__WORK TO COMPLETE__
Write out all of the lines below, exactly and completely.

········

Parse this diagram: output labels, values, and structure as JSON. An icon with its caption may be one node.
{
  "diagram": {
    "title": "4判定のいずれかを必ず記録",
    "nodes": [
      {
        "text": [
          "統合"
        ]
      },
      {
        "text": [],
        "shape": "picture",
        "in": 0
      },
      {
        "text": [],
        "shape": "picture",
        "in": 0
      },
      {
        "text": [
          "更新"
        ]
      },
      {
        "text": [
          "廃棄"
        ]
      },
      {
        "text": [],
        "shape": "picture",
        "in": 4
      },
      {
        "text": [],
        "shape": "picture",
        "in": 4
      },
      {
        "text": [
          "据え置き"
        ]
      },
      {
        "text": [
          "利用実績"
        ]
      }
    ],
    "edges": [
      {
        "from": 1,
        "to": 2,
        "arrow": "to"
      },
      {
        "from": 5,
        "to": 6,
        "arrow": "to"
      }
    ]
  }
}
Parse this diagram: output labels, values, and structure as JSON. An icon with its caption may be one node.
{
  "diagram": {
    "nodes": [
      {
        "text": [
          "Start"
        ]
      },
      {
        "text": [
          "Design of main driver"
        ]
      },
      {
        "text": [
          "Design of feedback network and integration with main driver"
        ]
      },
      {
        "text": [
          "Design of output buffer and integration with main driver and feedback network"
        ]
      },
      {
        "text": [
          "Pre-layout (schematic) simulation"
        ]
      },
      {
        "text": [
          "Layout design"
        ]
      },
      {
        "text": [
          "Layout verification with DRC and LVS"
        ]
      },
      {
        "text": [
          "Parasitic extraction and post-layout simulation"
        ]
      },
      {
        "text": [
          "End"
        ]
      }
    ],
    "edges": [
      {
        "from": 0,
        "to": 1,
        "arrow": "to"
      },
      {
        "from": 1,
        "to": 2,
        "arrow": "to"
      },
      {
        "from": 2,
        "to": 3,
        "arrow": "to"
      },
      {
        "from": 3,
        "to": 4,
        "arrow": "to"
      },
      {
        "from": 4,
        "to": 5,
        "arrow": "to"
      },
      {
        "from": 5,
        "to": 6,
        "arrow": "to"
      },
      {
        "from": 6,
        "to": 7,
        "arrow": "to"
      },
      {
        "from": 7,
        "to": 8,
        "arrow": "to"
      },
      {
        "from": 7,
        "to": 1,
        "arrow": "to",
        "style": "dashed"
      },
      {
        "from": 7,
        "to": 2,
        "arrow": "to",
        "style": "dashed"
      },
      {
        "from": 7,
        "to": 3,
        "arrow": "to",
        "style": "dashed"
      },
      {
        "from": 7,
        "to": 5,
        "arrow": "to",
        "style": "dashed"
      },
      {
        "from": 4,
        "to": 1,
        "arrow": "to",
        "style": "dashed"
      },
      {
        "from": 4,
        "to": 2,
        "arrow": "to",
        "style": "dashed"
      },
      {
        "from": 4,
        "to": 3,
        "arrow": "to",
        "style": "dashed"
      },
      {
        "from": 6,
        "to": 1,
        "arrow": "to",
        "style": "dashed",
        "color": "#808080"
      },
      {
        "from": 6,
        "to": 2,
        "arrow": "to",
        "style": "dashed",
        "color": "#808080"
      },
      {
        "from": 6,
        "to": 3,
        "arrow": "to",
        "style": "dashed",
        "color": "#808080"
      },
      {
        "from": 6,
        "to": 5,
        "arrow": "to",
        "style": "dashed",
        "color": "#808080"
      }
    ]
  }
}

········

__THE RESPONSE__
Parse this diagram: output labels, values, and structure as JSON. An icon with its caption may be one node.
{
  "diagram": {
    "title": "4判定のいずれかを必ず記録",
    "nodes": [
      {
        "text": [
          "統合"
        ]
      },
      {
        "text": [],
        "shape": "picture",
        "in": 0
      },
      {
        "text": [],
        "shape": "picture",
        "in": 0
      },
      {
        "text": [
          "更新"
        ]
      },
      {
        "text": [
          "廃棄"
        ]
      },
      {
        "text": [],
        "shape": "picture",
        "in": 4
      },
      {
        "text": [],
        "shape": "picture",
        "in": 4
      },
      {
        "text": [
          "据え置き"
        ]
      },
      {
        "text": [
          "利用実績"
        ]
      }
    ],
    "edges": [
      {
        "from": 1,
        "to": 2,
        "arrow": "to"
      },
      {
        "from": 5,
        "to": 6,
        "arrow": "to"
      }
    ]
  }
}
Parse this diagram: output labels, values, and structure as JSON. An icon with its caption may be one node.
{
  "diagram": {
    "nodes": [
      {
        "text": [
          "Start"
        ]
      },
      {
        "text": [
          "Design of main driver"
        ]
      },
      {
        "text": [
          "Design of feedback network and integration with main driver"
        ]
      },
      {
        "text": [
          "Design of output buffer and integration with main driver and feedback network"
        ]
      },
      {
        "text": [
          "Pre-layout (schematic) simulation"
        ]
      },
      {
        "text": [
          "Layout design"
        ]
      },
      {
        "text": [
          "Layout verification with DRC and LVS"
        ]
      },
      {
        "text": [
          "Parasitic extraction and post-layout simulation"
        ]
      },
      {
        "text": [
          "End"
        ]
      }
    ],
    "edges": [
      {
        "from": 0,
        "to": 1,
        "arrow": "to"
      },
      {
        "from": 1,
        "to": 2,
        "arrow": "to"
      },
      {
        "from": 2,
        "to": 3,
        "arrow": "to"
      },
      {
        "from": 3,
        "to": 4,
        "arrow": "to"
      },
      {
        "from": 4,
        "to": 5,
        "arrow": "to"
      },
      {
        "from": 5,
        "to": 6,
        "arrow": "to"
      },
      {
        "from": 6,
        "to": 7,
        "arrow": "to"
      },
      {
        "from": 7,
        "to": 8,
        "arrow": "to"
      },
      {
        "from": 7,
        "to": 1,
        "arrow": "to",
        "style": "dashed"
      },
      {
        "from": 7,
        "to": 2,
        "arrow": "to",
        "style": "dashed"
      },
      {
        "from": 7,
        "to": 3,
        "arrow": "to",
        "style": "dashed"
      },
      {
        "from": 7,
        "to": 5,
        "arrow": "to",
        "style": "dashed"
      },
      {
        "from": 4,
        "to": 1,
        "arrow": "to",
        "style": "dashed"
      },
      {
        "from": 4,
        "to": 2,
        "arrow": "to",
        "style": "dashed"
      },
      {
        "from": 4,
        "to": 3,
        "arrow": "to",
        "style": "dashed"
      },
      {
        "from": 6,
        "to": 1,
        "arrow": "to",
        "style": "dashed",
        "color": "#808080"
      },
      {
        "from": 6,
        "to": 2,
        "arrow": "to",
        "style": "dashed",
        "color": "#808080"
      },
      {
        "from": 6,
        "to": 3,
        "arrow": "to",
        "style": "dashed",
        "color": "#808080"
      },
      {
        "from": 6,
        "to": 5,
        "arrow": "to",
        "style": "dashed",
        "color": "#808080"
      }
    ]
  }
}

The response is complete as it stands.